▸ **SUPPLIED RECORDS**:
* Begin *

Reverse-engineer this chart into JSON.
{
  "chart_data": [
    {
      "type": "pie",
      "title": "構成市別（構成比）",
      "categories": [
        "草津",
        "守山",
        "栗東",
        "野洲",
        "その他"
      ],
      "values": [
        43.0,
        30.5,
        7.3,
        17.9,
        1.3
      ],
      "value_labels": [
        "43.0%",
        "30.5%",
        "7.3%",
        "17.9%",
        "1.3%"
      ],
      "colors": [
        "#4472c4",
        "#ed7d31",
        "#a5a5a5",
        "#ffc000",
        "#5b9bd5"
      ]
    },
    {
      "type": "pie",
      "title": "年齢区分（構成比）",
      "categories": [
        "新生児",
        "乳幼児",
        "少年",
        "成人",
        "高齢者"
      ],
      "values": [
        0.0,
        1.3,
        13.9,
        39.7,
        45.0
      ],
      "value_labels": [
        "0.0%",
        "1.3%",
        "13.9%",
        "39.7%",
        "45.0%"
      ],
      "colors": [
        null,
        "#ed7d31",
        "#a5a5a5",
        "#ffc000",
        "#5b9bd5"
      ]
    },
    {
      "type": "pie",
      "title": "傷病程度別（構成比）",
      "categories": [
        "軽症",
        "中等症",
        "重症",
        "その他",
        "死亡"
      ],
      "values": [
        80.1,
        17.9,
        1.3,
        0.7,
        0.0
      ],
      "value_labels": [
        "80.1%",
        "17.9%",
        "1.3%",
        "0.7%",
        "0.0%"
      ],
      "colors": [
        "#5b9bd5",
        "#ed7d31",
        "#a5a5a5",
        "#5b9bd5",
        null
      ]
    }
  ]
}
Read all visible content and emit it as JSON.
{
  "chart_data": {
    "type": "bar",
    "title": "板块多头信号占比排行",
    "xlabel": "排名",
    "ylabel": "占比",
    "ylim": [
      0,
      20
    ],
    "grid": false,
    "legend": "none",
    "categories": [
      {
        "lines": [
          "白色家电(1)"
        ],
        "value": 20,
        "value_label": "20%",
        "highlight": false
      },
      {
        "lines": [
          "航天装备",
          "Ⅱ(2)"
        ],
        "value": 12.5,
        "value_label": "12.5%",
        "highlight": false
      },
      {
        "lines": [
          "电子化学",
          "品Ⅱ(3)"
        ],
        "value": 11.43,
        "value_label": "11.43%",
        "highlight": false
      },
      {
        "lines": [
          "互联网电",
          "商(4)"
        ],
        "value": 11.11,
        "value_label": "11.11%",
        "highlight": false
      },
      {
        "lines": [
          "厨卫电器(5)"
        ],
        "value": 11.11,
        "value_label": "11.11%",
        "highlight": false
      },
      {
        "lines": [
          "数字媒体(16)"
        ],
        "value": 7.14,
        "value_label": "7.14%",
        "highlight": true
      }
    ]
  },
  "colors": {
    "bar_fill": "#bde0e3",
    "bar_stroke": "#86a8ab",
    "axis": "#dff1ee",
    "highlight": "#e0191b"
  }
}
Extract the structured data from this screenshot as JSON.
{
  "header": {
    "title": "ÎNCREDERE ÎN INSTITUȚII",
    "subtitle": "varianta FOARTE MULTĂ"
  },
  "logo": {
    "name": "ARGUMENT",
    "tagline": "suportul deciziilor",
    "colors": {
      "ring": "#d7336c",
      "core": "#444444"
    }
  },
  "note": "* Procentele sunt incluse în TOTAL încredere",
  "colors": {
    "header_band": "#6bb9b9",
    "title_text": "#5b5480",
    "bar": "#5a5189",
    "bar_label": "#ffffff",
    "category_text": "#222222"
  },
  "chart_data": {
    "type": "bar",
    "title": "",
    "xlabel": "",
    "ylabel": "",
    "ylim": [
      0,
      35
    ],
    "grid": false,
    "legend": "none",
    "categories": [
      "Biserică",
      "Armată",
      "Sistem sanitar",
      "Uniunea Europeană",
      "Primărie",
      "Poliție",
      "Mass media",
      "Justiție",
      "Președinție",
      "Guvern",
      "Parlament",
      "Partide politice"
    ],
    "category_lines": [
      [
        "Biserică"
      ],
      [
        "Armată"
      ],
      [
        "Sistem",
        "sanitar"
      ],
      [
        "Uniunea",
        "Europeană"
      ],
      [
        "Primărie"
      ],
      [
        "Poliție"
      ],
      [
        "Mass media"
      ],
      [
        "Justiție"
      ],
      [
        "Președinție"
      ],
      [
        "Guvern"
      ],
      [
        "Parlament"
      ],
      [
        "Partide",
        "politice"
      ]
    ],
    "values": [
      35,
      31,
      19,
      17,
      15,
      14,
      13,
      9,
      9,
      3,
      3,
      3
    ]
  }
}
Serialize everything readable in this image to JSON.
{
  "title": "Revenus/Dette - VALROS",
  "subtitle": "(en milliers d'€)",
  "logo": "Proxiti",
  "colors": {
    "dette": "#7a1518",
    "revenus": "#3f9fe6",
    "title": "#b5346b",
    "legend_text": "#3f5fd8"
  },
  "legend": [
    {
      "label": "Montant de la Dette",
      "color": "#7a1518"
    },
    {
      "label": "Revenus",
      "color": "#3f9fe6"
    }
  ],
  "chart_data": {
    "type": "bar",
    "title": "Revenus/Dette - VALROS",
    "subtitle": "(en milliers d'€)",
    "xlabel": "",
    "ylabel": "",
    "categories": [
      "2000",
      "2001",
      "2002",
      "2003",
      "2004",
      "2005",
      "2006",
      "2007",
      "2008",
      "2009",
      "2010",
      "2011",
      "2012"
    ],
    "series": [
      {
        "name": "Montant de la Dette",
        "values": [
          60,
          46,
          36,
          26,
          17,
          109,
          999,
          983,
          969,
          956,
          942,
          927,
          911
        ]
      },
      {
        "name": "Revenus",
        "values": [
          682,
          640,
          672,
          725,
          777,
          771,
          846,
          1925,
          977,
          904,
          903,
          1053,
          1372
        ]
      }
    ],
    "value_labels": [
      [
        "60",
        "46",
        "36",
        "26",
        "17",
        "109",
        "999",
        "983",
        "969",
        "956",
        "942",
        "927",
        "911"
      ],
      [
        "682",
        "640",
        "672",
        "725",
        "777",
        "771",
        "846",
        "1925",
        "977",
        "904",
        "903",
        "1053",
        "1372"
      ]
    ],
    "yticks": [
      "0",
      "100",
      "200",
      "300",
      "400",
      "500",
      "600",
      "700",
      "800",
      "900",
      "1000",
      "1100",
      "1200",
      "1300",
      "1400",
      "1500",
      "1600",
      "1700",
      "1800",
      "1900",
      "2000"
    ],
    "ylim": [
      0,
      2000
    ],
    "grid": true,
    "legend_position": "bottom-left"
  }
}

* End *

▸ **GIVEN REQUEST**:
Show each line of the data that contains the string "this".

▸ **PROBLEM SOLUTION**:
Reverse-engineer this chart into JSON.
Extract the structured data from this screenshot as JSON.
Serialize everything readable in this image to JSON.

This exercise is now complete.